(Dataset items)
========
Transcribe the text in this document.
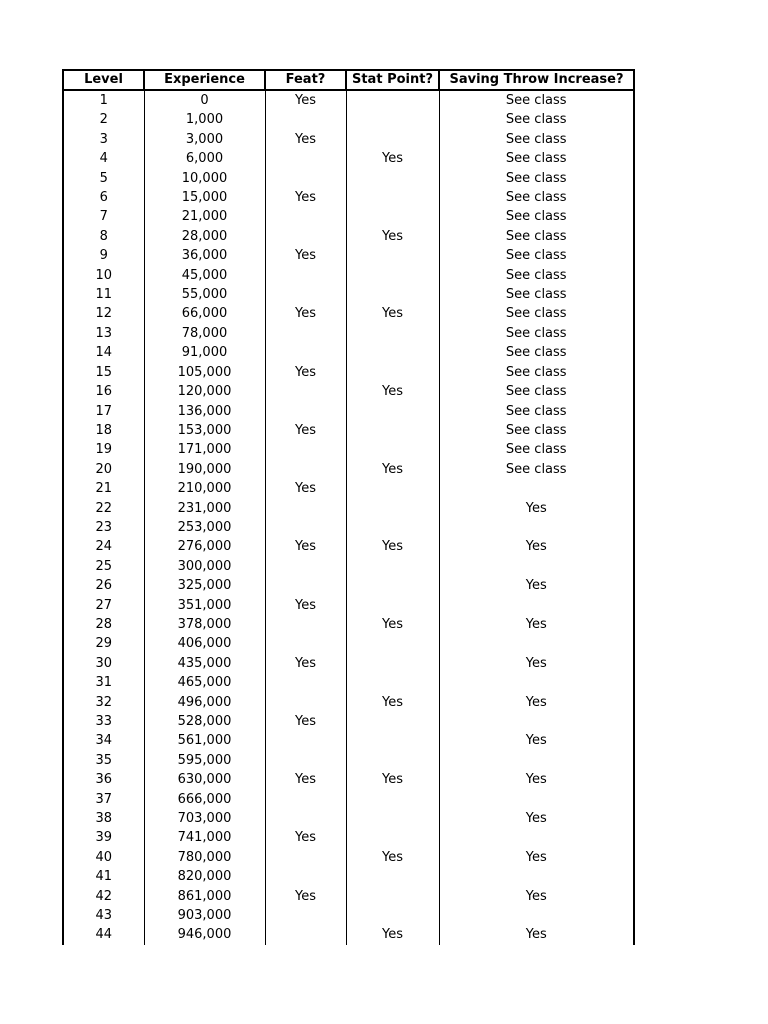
Level	Experience	Feat?	Stat Point?	Saving Throw Increase?
1	0	Yes		See class
2	1,000			See class
3	3,000	Yes		See class
4	6,000		Yes	See class
5	10,000			See class
6	15,000	Yes		See class
7	21,000			See class
8	28,000		Yes	See class
9	36,000	Yes		See class
10	45,000			See class
11	55,000			See class
12	66,000	Yes	Yes	See class
13	78,000			See class
14	91,000			See class
15	105,000	Yes		See class
16	120,000		Yes	See class
17	136,000			See class
18	153,000	Yes		See class
19	171,000			See class
20	190,000		Yes	See class
21	210,000	Yes		
22	231,000			Yes
23	253,000			
24	276,000	Yes	Yes	Yes
25	300,000			
26	325,000			Yes
27	351,000	Yes		
28	378,000		Yes	Yes
29	406,000			
30	435,000	Yes		Yes
31	465,000			
32	496,000		Yes	Yes
33	528,000	Yes		
34	561,000			Yes
35	595,000			
36	630,000	Yes	Yes	Yes
37	666,000			
38	703,000			Yes
39	741,000	Yes		
40	780,000		Yes	Yes
41	820,000			
42	861,000	Yes		Yes
43	903,000			
44	946,000		Yes	Yes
========
Repeat the material above verbatim. Leave the pictures behind.

■ Exercise output ■
Transcribe the text in this document.
Level	Experience	Feat?	Stat Point?	Saving Throw Increase?
1	0	Yes		See class
2	1,000			See class
3	3,000	Yes		See class
4	6,000		Yes	See class
5	10,000			See class
6	15,000	Yes		See class
7	21,000			See class
8	28,000		Yes	See class
9	36,000	Yes		See class
10	45,000			See class
11	55,000			See class
12	66,000	Yes	Yes	See class
13	78,000			See class
14	91,000			See class
15	105,000	Yes		See class
16	120,000		Yes	See class
17	136,000			See class
18	153,000	Yes		See class
19	171,000			See class
20	190,000		Yes	See class
21	210,000	Yes		
22	231,000			Yes
23	253,000			
24	276,000	Yes	Yes	Yes
25	300,000			
26	325,000			Yes
27	351,000	Yes		
28	378,000		Yes	Yes
29	406,000			
30	435,000	Yes		Yes
31	465,000			
32	496,000		Yes	Yes
33	528,000	Yes		
34	561,000			Yes
35	595,000			
36	630,000	Yes	Yes	Yes
37	666,000			
38	703,000			Yes
39	741,000	Yes		
40	780,000		Yes	Yes
41	820,000			
42	861,000	Yes		Yes
43	903,000			
44	946,000		Yes	Yes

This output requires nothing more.